• _Teks Halaman_

══════════

Selasa, 28 Januari 2014

wabah tepuk stik

sekeping prasangka di antara ricuhnya hubungan Indonesia dengan Malaysia



Semenjak konfrontasi antara Indonesia dengan Malaysia yang ditandai dengan diserukannya Dwi Komando Rakyat (Dwikora) oleh Bung Karno di tahun 1964. Persaingan kedua negara ini lalu jadi selalu menarik di segala bidang. Di bidang olahraga misalnya, keduanya tidak cuma sengit bersaing tapi sudah menjadi musuh bebuyutan di arena SEA Games. Bahkan di cabang bulu tangkis dan juga di cabang sepak bola, keduanya merupakan rival abadi. Garuda Indonesia selalu bertukar terkam dengan cakaran harimau Malaysia. Sampai-sampai ada ungkapan di Indonesia yang berbunyi boleh kalah dengan negara manapun asal jangan sampai kalah dengan Malaysia. Tidak cuma di bidang olahraga, dalam bidang hankam, ekonomi, dan budaya pun keduanya tidak lepas dari percik-percik api persaingan.

Di bidang hankam, Indonesia dengan Malaysia berseteru memperebutkan blok laut Ambalat yang terletak di Selat Makasar. Sempat terjadi beberapa gesekan di antara pihak militer Malaysia dengan pihak TNI. Misalnya di tahun 2005, terjadi insiden Kapal Republik Indonesia Tedong Naga (Indonesia) yang menyerempet Kapal Diraja Rencong (Malaysia) sebanyak tiga kali. Kemudian, di tahun 2007, terjadi dalam dua hari berturut-turut, kapal milik Malaysia yaitu KD Budiman dan KD Sri Perlis memasuki wilayah maritim Indonesia tanpa ijin sejauh satu mil. Dan pada hari  yang sama, satu pesawat udara patroli maritim Malaysia melintas memasuki wilayah Indonesia sejauh 3.000 yard (Sumber: Wikipedia).

══════════

• _Baris Data_
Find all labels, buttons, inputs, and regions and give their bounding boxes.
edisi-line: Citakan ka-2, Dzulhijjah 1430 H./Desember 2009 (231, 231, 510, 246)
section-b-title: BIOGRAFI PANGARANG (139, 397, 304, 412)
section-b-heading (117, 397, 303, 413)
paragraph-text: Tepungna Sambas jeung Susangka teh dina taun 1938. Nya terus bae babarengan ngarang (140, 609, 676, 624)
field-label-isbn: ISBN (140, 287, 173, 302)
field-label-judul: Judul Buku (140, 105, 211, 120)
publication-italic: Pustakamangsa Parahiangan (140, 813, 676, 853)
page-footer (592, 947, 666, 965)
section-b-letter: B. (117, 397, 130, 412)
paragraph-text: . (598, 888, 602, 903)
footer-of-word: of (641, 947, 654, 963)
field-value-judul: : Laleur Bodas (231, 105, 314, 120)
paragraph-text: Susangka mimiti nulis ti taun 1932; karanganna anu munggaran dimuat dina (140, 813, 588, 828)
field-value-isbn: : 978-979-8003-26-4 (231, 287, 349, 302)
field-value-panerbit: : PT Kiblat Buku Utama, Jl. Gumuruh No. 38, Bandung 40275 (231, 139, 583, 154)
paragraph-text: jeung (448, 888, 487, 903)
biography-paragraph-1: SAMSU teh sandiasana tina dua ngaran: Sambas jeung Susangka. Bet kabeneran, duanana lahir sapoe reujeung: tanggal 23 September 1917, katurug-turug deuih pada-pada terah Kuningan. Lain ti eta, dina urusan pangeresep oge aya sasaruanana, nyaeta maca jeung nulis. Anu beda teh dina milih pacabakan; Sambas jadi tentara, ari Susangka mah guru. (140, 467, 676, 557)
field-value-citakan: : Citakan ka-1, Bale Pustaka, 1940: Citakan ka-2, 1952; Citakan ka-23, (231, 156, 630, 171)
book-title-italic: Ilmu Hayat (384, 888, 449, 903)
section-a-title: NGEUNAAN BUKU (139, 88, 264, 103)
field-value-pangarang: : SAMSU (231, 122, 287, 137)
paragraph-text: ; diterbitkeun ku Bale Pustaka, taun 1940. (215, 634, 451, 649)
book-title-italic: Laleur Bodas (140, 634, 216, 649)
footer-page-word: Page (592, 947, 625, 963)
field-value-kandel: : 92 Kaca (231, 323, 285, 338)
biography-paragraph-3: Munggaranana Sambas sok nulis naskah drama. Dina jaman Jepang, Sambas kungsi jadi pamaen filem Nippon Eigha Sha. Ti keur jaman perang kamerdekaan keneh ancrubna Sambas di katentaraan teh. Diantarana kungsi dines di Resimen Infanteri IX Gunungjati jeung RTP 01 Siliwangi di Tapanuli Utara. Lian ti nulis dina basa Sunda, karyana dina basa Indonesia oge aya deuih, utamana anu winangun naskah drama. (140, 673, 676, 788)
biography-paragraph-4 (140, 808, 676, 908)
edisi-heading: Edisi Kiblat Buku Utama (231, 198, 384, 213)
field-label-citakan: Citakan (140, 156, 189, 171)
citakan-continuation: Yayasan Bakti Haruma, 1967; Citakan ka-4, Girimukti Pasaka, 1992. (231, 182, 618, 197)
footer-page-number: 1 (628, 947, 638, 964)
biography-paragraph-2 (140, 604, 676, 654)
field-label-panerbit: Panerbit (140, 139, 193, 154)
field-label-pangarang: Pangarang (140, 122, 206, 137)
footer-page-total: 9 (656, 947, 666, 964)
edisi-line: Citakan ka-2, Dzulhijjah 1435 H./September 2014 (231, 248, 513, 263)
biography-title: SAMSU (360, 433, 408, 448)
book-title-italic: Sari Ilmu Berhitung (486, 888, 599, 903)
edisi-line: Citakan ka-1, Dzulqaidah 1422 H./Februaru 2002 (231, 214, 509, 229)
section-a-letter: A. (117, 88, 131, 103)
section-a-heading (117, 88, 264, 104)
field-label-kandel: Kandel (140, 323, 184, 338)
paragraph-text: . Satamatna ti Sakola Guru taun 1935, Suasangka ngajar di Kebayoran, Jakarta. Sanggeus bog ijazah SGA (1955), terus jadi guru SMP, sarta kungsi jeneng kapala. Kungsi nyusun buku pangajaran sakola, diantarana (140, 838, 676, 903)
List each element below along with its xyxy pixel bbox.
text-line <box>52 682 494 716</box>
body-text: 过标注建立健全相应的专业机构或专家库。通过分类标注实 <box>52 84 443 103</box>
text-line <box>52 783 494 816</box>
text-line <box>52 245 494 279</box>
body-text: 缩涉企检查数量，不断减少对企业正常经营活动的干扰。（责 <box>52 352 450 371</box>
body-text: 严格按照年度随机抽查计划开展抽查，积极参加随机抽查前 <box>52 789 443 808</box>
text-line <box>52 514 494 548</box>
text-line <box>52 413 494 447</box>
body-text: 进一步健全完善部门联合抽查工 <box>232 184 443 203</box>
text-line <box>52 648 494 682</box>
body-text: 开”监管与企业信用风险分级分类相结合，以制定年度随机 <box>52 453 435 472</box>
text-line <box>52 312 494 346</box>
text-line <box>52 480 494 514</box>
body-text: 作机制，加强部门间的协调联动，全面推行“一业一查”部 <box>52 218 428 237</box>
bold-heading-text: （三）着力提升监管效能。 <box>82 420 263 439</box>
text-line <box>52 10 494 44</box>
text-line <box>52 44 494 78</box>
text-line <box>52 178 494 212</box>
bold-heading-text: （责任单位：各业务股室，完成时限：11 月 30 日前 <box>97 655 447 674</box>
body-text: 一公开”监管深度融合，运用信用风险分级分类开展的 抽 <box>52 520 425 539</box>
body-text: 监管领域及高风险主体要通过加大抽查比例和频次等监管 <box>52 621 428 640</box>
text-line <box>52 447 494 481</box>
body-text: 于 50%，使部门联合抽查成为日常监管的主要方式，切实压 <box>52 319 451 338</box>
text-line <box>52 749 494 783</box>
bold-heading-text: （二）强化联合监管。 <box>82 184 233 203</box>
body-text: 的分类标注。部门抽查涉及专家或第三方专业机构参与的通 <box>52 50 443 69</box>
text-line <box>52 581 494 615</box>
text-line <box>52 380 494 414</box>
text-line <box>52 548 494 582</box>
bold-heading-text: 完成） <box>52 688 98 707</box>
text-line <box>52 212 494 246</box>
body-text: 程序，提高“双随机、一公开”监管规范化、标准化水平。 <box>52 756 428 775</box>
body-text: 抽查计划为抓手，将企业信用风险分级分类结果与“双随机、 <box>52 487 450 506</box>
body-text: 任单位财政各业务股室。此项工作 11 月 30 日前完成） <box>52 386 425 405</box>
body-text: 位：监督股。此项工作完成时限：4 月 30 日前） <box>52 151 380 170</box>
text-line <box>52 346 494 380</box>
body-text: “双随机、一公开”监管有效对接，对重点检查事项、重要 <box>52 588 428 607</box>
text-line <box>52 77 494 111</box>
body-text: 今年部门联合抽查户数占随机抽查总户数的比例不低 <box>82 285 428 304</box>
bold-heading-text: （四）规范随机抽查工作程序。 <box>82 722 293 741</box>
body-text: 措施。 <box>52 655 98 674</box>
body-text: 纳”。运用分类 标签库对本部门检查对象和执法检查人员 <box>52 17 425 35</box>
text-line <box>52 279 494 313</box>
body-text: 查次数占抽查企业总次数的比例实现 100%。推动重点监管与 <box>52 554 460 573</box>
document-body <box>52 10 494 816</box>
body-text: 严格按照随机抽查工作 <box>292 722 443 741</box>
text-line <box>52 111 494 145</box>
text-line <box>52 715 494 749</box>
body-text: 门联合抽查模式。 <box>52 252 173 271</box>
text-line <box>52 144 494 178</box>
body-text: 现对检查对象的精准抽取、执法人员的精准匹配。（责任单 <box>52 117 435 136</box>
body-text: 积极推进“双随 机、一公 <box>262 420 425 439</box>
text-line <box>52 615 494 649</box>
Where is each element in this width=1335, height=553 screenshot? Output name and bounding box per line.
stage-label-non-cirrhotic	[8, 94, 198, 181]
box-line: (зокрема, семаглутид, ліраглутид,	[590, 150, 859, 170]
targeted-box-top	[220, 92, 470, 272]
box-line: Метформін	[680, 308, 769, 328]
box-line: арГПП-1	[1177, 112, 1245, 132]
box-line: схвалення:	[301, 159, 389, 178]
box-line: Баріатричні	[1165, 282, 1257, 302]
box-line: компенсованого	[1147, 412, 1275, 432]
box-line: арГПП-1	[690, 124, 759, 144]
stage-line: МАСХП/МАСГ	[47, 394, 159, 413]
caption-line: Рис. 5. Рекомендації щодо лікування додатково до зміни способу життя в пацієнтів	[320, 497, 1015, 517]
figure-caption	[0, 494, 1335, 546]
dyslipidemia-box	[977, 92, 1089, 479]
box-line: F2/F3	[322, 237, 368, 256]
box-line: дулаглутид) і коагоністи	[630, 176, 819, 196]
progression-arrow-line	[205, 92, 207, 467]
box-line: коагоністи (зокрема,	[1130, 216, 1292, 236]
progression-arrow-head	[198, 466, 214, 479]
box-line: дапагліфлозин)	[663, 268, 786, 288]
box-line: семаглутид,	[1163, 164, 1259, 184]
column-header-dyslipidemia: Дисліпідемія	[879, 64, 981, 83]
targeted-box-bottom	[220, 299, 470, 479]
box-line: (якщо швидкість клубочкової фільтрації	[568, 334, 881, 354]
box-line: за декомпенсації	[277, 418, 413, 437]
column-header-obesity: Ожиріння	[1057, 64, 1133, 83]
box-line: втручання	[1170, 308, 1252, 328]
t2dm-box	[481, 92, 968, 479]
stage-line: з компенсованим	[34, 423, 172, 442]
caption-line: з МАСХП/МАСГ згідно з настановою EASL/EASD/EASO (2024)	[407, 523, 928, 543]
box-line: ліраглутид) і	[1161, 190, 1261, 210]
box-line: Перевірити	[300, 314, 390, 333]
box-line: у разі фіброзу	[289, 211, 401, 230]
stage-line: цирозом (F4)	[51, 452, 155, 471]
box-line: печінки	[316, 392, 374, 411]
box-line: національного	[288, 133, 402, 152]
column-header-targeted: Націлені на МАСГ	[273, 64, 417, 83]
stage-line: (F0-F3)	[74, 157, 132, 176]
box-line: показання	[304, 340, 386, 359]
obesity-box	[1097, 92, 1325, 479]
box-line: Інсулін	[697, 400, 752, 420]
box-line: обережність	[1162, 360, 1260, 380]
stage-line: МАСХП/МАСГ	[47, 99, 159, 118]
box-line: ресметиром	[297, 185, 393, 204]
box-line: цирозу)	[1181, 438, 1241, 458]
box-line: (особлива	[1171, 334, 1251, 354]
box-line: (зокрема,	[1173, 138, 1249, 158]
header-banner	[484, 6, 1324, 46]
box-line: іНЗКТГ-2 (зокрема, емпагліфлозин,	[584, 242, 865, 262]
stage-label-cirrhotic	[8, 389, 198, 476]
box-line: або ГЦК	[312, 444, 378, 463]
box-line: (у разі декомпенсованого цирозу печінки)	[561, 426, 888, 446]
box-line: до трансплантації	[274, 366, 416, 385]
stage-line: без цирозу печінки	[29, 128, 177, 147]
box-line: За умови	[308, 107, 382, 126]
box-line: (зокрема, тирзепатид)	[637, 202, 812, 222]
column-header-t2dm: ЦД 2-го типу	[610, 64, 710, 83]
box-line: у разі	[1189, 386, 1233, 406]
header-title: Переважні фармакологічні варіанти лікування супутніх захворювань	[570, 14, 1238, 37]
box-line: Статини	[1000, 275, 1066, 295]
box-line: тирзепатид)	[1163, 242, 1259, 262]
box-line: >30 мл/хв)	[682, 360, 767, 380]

══════════

• _Tujuan_
Tolong cetak ulang seluruh teks tentang persaingan Indonesia dan Malaysia di atas, persis sama tanpa perubahan apa pun.

• _Hasil_
Selasa, 28 Januari 2014

wabah tepuk stik

sekeping prasangka di antara ricuhnya hubungan Indonesia dengan Malaysia



Semenjak konfrontasi antara Indonesia dengan Malaysia yang ditandai dengan diserukannya Dwi Komando Rakyat (Dwikora) oleh Bung Karno di tahun 1964. Persaingan kedua negara ini lalu jadi selalu menarik di segala bidang. Di bidang olahraga misalnya, keduanya tidak cuma sengit bersaing tapi sudah menjadi musuh bebuyutan di arena SEA Games. Bahkan di cabang bulu tangkis dan juga di cabang sepak bola, keduanya merupakan rival abadi. Garuda Indonesia selalu bertukar terkam dengan cakaran harimau Malaysia. Sampai-sampai ada ungkapan di Indonesia yang berbunyi boleh kalah dengan negara manapun asal jangan sampai kalah dengan Malaysia. Tidak cuma di bidang olahraga, dalam bidang hankam, ekonomi, dan budaya pun keduanya tidak lepas dari percik-percik api persaingan.

Di bidang hankam, Indonesia dengan Malaysia berseteru memperebutkan blok laut Ambalat yang terletak di Selat Makasar. Sempat terjadi beberapa gesekan di antara pihak militer Malaysia dengan pihak TNI. Misalnya di tahun 2005, terjadi insiden Kapal Republik Indonesia Tedong Naga (Indonesia) yang menyerempet Kapal Diraja Rencong (Malaysia) sebanyak tiga kali. Kemudian, di tahun 2007, terjadi dalam dua hari berturut-turut, kapal milik Malaysia yaitu KD Budiman dan KD Sri Perlis memasuki wilayah maritim Indonesia tanpa ijin sejauh satu mil. Dan pada hari  yang sama, satu pesawat udara patroli maritim Malaysia melintas memasuki wilayah Indonesia sejauh 3.000 yard (Sumber: Wikipedia).